» **Required task**: Search the entries below. Return every line that has "title" in it.

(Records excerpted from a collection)
-=-=-

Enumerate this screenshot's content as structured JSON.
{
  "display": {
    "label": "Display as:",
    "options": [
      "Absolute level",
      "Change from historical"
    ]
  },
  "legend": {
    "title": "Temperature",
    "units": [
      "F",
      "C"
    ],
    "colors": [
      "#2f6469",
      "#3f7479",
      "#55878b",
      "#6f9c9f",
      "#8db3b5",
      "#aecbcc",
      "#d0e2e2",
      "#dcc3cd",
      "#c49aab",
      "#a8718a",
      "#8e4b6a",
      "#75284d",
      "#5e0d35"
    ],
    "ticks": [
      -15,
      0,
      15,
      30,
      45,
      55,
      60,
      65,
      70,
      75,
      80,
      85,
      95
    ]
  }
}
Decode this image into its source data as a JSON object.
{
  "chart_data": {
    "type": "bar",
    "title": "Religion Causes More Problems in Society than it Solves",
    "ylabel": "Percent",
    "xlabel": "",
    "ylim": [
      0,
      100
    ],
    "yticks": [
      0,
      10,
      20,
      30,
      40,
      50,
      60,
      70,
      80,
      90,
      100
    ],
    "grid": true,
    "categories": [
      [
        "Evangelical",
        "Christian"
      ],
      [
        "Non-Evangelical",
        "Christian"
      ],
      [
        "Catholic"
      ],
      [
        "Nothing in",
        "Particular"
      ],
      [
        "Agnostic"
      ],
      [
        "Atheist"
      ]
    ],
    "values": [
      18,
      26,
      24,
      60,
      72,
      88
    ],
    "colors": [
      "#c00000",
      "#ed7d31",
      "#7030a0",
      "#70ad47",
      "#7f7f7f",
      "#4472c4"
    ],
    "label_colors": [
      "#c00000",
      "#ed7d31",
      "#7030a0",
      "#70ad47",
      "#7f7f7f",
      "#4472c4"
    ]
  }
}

-=-=-

» **Task response**:
    "title": "Temperature",
    "title": "Religion Causes More Problems in Society than it Solves",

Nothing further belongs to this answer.